#### [EXTRACTED ENTRIES]
···
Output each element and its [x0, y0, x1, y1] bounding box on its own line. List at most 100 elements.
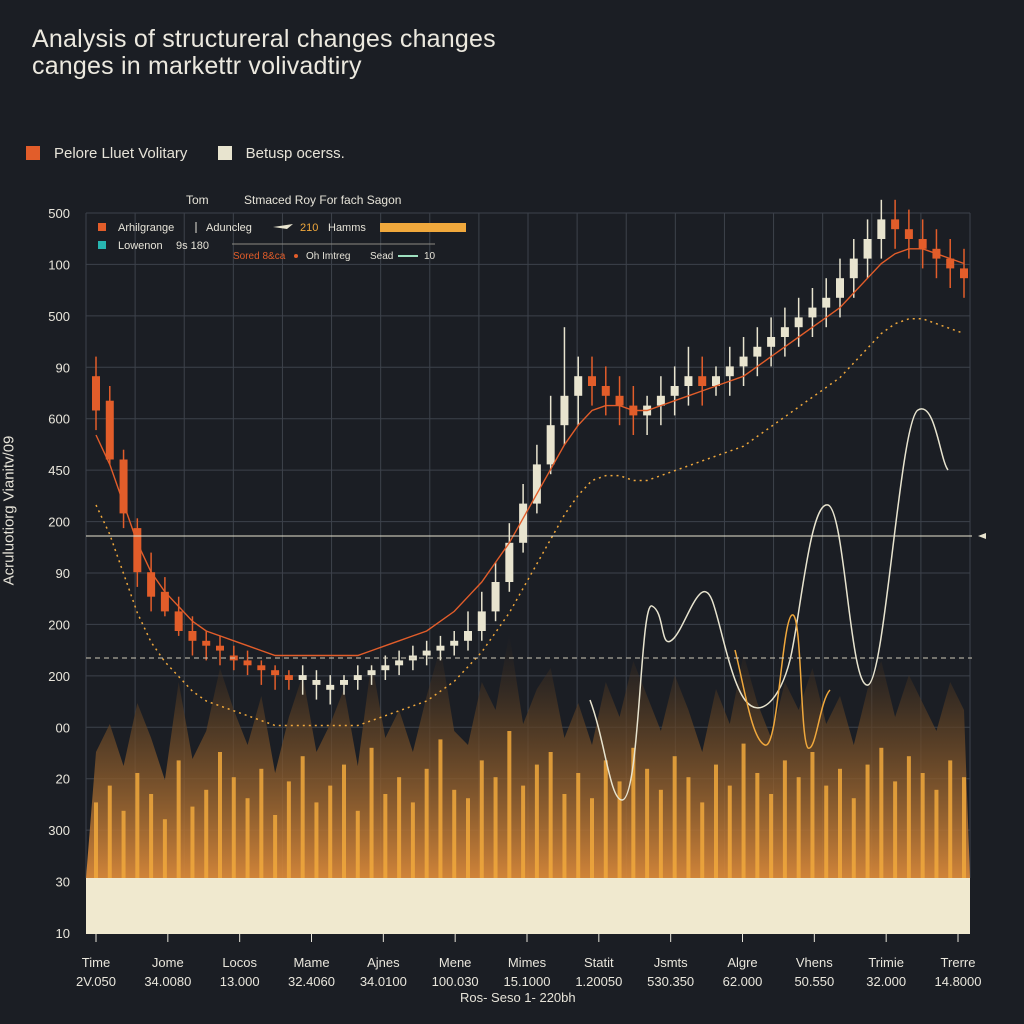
candle-body — [794, 317, 803, 328]
volume-bar — [162, 819, 167, 878]
volume-bar — [562, 794, 567, 878]
volume-bar — [686, 777, 691, 878]
volume-bar — [424, 768, 429, 878]
volume-bar — [590, 798, 594, 878]
candle-body — [780, 327, 789, 337]
x-axis-ticks: Time 2V.050 Jome 34.0080 Locos 13.000 Mame 32.4… — [76, 934, 982, 989]
y-tick-label: 300 — [48, 823, 70, 838]
candle-body — [863, 239, 872, 259]
volume-bar — [714, 764, 718, 878]
candle-body — [353, 675, 362, 680]
volume-bar — [851, 798, 856, 878]
y-tick-label: 200 — [48, 617, 70, 632]
candle-body — [216, 645, 224, 651]
volume-bar — [879, 747, 884, 878]
inset-label: Arhilgrange — [118, 222, 174, 234]
inset-label: Hamms — [328, 222, 366, 234]
volume-area-fill — [86, 633, 970, 878]
candle-body — [877, 219, 886, 239]
candle-body — [684, 376, 693, 386]
candle-body — [505, 542, 514, 582]
candle-body — [367, 670, 376, 676]
x-tick-name: Algre — [727, 955, 757, 970]
volume-bar — [906, 756, 911, 878]
volume-bar — [259, 768, 264, 878]
candle-body — [615, 395, 624, 406]
volume-bar — [479, 760, 484, 878]
inset-legend: Arhilgrange Aduncleg 210 Hamms Lowenon 9… — [98, 222, 466, 262]
volume-bar — [521, 785, 526, 878]
candle-body — [712, 376, 720, 386]
x-tick-value: 530.350 — [647, 974, 694, 989]
chart-subtitle: Tom Stmaced Roy For fach Sagon — [186, 193, 433, 207]
volume-bar — [893, 781, 898, 878]
candle-body — [340, 680, 348, 685]
legend-label: Betusp ocerss. — [245, 145, 345, 162]
candle-body — [243, 660, 252, 666]
volume-bar — [507, 731, 512, 878]
inset-bar — [380, 223, 466, 232]
inset-label: Sored 8&ca — [233, 251, 286, 262]
volume-bar — [176, 760, 181, 878]
candle-body — [422, 650, 431, 656]
x-tick-name: Vhens — [796, 955, 833, 970]
trend-dotted-line — [95, 318, 965, 727]
candle-body — [532, 464, 541, 504]
volume-bar — [355, 810, 360, 878]
volume-bar — [452, 789, 457, 878]
candle-body — [271, 670, 280, 676]
arrow-icon — [273, 224, 293, 229]
candle-body — [92, 376, 100, 411]
candle-body — [119, 459, 128, 514]
x-tick-value: 32.000 — [866, 974, 906, 989]
moving-average-line — [95, 248, 965, 657]
volume-bar — [273, 815, 278, 878]
legend-swatch-cream — [217, 146, 232, 160]
y-axis-ticks: 500 100 500 90 600 450 200 90 200 200 00 20 300 30 10 — [48, 206, 70, 941]
x-tick-name: Jsmts — [654, 955, 688, 970]
volume-bar — [658, 789, 663, 878]
candle-body — [436, 645, 445, 651]
volume-bar — [920, 773, 925, 878]
volume-bar — [755, 773, 760, 878]
x-tick-value: 15.1000 — [504, 974, 551, 989]
y-tick-label: 200 — [48, 515, 70, 530]
volume-bar — [838, 768, 842, 878]
candle-body — [546, 425, 555, 465]
x-tick-name: Locos — [222, 955, 257, 970]
y-tick-label: 30 — [56, 875, 70, 890]
subtitle-right: Stmaced Roy For fach Sagon — [244, 193, 402, 207]
x-tick-value: 34.0100 — [360, 974, 407, 989]
candle-body — [491, 582, 500, 612]
volume-bar — [534, 764, 539, 878]
candle-body — [326, 684, 335, 690]
x-tick-value: 100.030 — [432, 974, 479, 989]
candle-body — [836, 278, 844, 298]
candle-body — [739, 356, 748, 367]
volume-bar — [796, 777, 801, 878]
volume-bar — [934, 789, 939, 878]
x-tick-value: 62.000 — [723, 974, 763, 989]
volume-bar — [383, 794, 388, 878]
x-tick-name: Mene — [439, 955, 472, 970]
x-tick-value: 50.550 — [794, 974, 834, 989]
volume-bar — [962, 777, 966, 878]
inset-value: 210 — [300, 222, 318, 234]
volume-bar — [810, 752, 815, 878]
y-tick-label: 10 — [56, 926, 70, 941]
x-tick-name: Jome — [152, 955, 184, 970]
legend-item-process: Betusp ocerss. — [217, 145, 345, 162]
inset-label: 9s 180 — [176, 240, 209, 252]
candle-body — [656, 395, 665, 406]
volume-bar — [342, 764, 346, 878]
candle-body — [395, 660, 404, 666]
pointer-icon — [978, 533, 986, 539]
candle-body — [188, 631, 197, 641]
volume-bar — [631, 747, 636, 878]
inset-dot — [294, 254, 298, 258]
volume-bar — [727, 785, 732, 878]
legend-swatch-orange — [26, 146, 40, 160]
volume-bar — [107, 785, 112, 878]
candle-body — [105, 400, 114, 460]
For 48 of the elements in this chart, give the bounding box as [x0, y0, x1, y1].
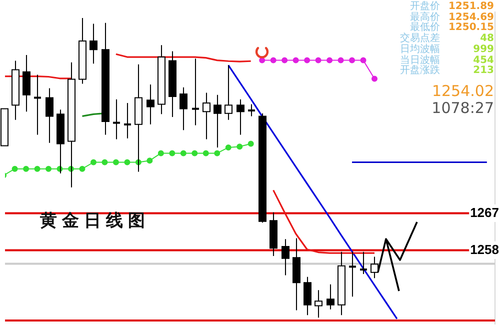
text: 开盘涨跌 213	[400, 65, 494, 76]
text: 日均波幅 999	[400, 44, 494, 55]
annotation: 最高价 1254.69	[410, 12, 494, 23]
point	[282, 57, 288, 64]
point	[112, 159, 119, 166]
point	[124, 159, 130, 166]
point	[102, 159, 108, 166]
point	[34, 166, 40, 172]
point	[338, 57, 344, 64]
point	[225, 144, 232, 150]
point	[192, 150, 198, 156]
point	[23, 166, 30, 172]
point	[169, 150, 176, 156]
point	[214, 150, 220, 156]
candlestick	[123, 102, 132, 139]
point	[202, 150, 209, 156]
point	[349, 57, 356, 64]
candlestick	[112, 98, 121, 140]
y-tick-label: 1267	[470, 204, 499, 220]
point	[79, 166, 86, 172]
annotation: 1078:27	[430, 98, 494, 117]
point	[315, 57, 322, 64]
candlestick	[191, 58, 200, 126]
point	[158, 150, 164, 156]
candlestick	[348, 251, 357, 298]
point	[326, 57, 333, 64]
y-tick-label: 1258	[470, 242, 499, 257]
text: 当日波幅 454	[400, 54, 494, 66]
point	[292, 57, 299, 64]
point	[90, 159, 96, 166]
point	[46, 166, 52, 172]
point	[304, 57, 310, 64]
point	[360, 57, 366, 64]
point	[270, 57, 276, 64]
annotation: 最低价 1250.15	[410, 22, 494, 34]
candlestick	[359, 251, 368, 275]
point	[236, 144, 243, 150]
text: 黄金日线图	[40, 210, 150, 232]
text: 交易点差 48	[400, 33, 494, 44]
point	[180, 150, 186, 156]
candlestick	[247, 104, 256, 117]
point	[146, 158, 153, 164]
candlestick	[33, 74, 42, 136]
point	[248, 140, 254, 147]
point	[372, 76, 378, 82]
annotation: 开盘价 1251.89	[410, 1, 494, 12]
point	[12, 166, 18, 172]
annotation: 1254.02	[430, 82, 494, 100]
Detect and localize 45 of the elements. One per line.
···
#### [DIRECTIONS]
Please locate every line in the data above that contains the string "label" and copy each of those lines. Treat case as significant.

#### [FULL ANSWER]
y-tick-label: 300 — [48, 823, 70, 838]
y-tick-label: 200 — [48, 617, 70, 632]
inset-label: Arhilgrange — [118, 222, 174, 234]
inset-label: Hamms — [328, 222, 366, 234]
legend-label: Betusp ocerss. — [245, 145, 345, 162]
inset-label: Sored 8&ca — [233, 251, 286, 262]
y-tick-label: 200 — [48, 515, 70, 530]
y-tick-label: 30 — [56, 875, 70, 890]
y-tick-label: 10 — [56, 926, 70, 941]
inset-label: 9s 180 — [176, 240, 209, 252]
y-tick-label: 1267	[470, 204, 499, 220]
y-tick-label: 1258	[470, 242, 499, 257]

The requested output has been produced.